Une simple manœuvre parlementaire a suffi à créer un véritable imbroglio à l’Assemblée nationale. Jeudi 6 novembre, un amendement visant à supprimer la contribution sociale de solidarité des sociétés (C3S) a été adopté malgré l’intention initiale de son auteur de ne pas le voir passer. Le résultat : une perte potentielle de 5,4 milliards d’euros pour la branche vieillesse et une secousse dans le débat sur le financement de la Sécurité sociale.

La C3S s’applique aux entreprises réalisant un chiffre d’affaires supérieur à 19 millions d’euros et est calculée au taux de 0,16 %. Son paiement est obligatoire chaque année avant le 15 mai, avec des majorations en cas de retard, pouvant atteindre 10 % du montant dû, puis 4,8 % par année de retard supplémentaire. Cette contribution, souvent critiquée par les entreprises, finance notamment l’assurance vieillesse et constitue une source stable de recettes pour l’État.

Une adoption involontaire et rocambolesque

L’amendement de Sitzenstuhl était un « amendement d’appel », destiné à ouvrir le débat sur la fiscalité des entreprises dans le cadre du projet de loi de financement de la Sécurité sociale (PLFSS) 2026. L’auteur ne souhaitait pas sa suppression immédiate, mais plutôt relancer la discussion sur les impôts de production et la réindustrialisation.

Pourtant, le texte a été repris à la volée par des députés du Rassemblement national et soumis au vote. Le résultat fut serré : 117 voix pour, 113 contre et 10 abstentions. À cela s’ajoute la confusion de plusieurs députés de la majorité présidentielle (LR, Modem et Renaissance) qui ont voté « pour » par erreur, alors qu’ils voulaient voter « contre ». La scène a été qualifiée de rocambolesque, mais les conséquences financières sont bien réelles.

Face à ce résultat inattendu, le président de la commission des affaires sociales, Frédéric Valletoux, a demandé une nouvelle délibération, comme le permet le règlement parlementaire. Cette seconde lecture, prévue à l’issue de l’examen de la partie « recettes » du budget, pourrait corriger la situation et éviter un déséquilibre majeur pour la branche vieillesse.

Entre fiscalité et équilibre budgétaire

La suppression de la C3S représenterait un manque à gagner de 5,4 milliards d’euros, ce qui inquiète plusieurs responsables politiques quant au financement des retraites. Le gouvernement, tout en souhaitant alléger les charges pesant sur les entreprises, privilégie la baisse de la cotisation sur la valeur ajoutée des entreprises (CVAE), considérée comme moins risquée pour l’équilibre des comptes sociaux.

Cette affaire illustre aussi les risques liés à la complexité des votes parlementaires et à la manière dont un amendement présenté pour débattre peut se transformer en mesure aux conséquences budgétaires importantes. Entre intention politique et vote réel, l’écart peut coûter très cher. La nouvelle délibération prévue permettra aux députés de décider si la C3S sera effectivement supprimée ou si la situation sera rectifiée.

En attendant, ce couac rappelle que même des dispositifs bien connus peuvent réserver des surprises lorsqu’ils croisent procédures parlementaires et stratégies politiques.

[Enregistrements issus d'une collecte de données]
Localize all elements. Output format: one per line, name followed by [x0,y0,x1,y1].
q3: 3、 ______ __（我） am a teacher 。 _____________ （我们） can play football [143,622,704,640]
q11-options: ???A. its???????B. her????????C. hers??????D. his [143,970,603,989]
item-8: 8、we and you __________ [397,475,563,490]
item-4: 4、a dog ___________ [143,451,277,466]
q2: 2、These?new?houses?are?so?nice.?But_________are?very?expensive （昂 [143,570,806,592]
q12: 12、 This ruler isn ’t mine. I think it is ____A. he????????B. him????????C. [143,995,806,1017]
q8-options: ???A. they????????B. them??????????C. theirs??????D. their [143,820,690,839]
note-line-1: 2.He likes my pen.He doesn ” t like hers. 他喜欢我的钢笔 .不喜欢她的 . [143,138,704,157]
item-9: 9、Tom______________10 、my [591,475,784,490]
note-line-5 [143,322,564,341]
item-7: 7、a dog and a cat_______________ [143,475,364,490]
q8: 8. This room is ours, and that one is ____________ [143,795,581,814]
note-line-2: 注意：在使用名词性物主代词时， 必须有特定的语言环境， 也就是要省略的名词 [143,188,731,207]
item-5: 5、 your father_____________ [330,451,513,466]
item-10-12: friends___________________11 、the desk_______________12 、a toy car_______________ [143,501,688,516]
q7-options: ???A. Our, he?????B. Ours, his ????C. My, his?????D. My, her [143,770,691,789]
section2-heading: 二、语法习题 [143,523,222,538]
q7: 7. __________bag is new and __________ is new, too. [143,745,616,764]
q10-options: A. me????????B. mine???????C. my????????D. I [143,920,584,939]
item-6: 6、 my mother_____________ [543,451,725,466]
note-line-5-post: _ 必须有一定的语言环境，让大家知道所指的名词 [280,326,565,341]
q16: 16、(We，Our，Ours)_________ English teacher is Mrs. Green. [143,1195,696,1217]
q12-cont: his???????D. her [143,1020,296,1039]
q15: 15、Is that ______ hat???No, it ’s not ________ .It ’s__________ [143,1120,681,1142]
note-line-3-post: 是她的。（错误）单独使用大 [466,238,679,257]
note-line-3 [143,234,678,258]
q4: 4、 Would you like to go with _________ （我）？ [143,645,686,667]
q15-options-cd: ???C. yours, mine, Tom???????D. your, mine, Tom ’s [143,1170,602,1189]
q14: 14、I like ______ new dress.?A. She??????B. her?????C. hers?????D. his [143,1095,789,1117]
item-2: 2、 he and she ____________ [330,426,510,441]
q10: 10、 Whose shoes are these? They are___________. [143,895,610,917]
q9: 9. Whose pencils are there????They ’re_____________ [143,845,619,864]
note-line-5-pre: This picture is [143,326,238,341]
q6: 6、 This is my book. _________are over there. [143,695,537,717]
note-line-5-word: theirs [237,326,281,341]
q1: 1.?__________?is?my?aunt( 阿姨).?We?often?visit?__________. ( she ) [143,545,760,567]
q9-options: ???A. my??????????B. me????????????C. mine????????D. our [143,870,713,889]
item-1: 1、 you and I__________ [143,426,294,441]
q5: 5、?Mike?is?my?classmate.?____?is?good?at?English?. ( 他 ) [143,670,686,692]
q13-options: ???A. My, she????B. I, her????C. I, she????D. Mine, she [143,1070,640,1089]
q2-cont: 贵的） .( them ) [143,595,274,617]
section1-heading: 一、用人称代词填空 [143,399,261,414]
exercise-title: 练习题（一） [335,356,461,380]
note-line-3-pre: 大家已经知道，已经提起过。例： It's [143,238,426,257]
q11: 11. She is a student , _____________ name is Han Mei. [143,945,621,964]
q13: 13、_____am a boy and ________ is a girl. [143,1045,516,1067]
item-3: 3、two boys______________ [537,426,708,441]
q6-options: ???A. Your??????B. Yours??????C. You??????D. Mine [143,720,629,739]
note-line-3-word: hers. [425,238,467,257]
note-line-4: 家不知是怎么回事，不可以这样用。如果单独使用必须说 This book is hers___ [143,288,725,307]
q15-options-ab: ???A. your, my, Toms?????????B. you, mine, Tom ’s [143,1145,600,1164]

Exercice écrit A ▸ D'après l'extrait sur la C3S, à partir de quel chiffre d'affaires une entreprise est-elle soumise à cette contribution ?
Exercice écrit B ▸ Recopiez le passage de l'extrait sur la C3S qui commence par « La C3S s’applique » et se termine par « recettes pour l’État. ».

Réponse écrite A ▸ Un chiffre d'affaires supérieur à 19 millions d'euros.

Réponse écrite B ▸
La C3S s’applique aux entreprises réalisant un chiffre d’affaires supérieur à 19 millions d’euros et est calculée au taux de 0,16 %. Son paiement est obligatoire chaque année avant le 15 mai, avec des majorations en cas de retard, pouvant atteindre 10 % du montant dû, puis 4,8 % par année de retard supplémentaire. Cette contribution, souvent critiquée par les entreprises, finance notamment l’assurance vieillesse et constitue une source stable de recettes pour l’État.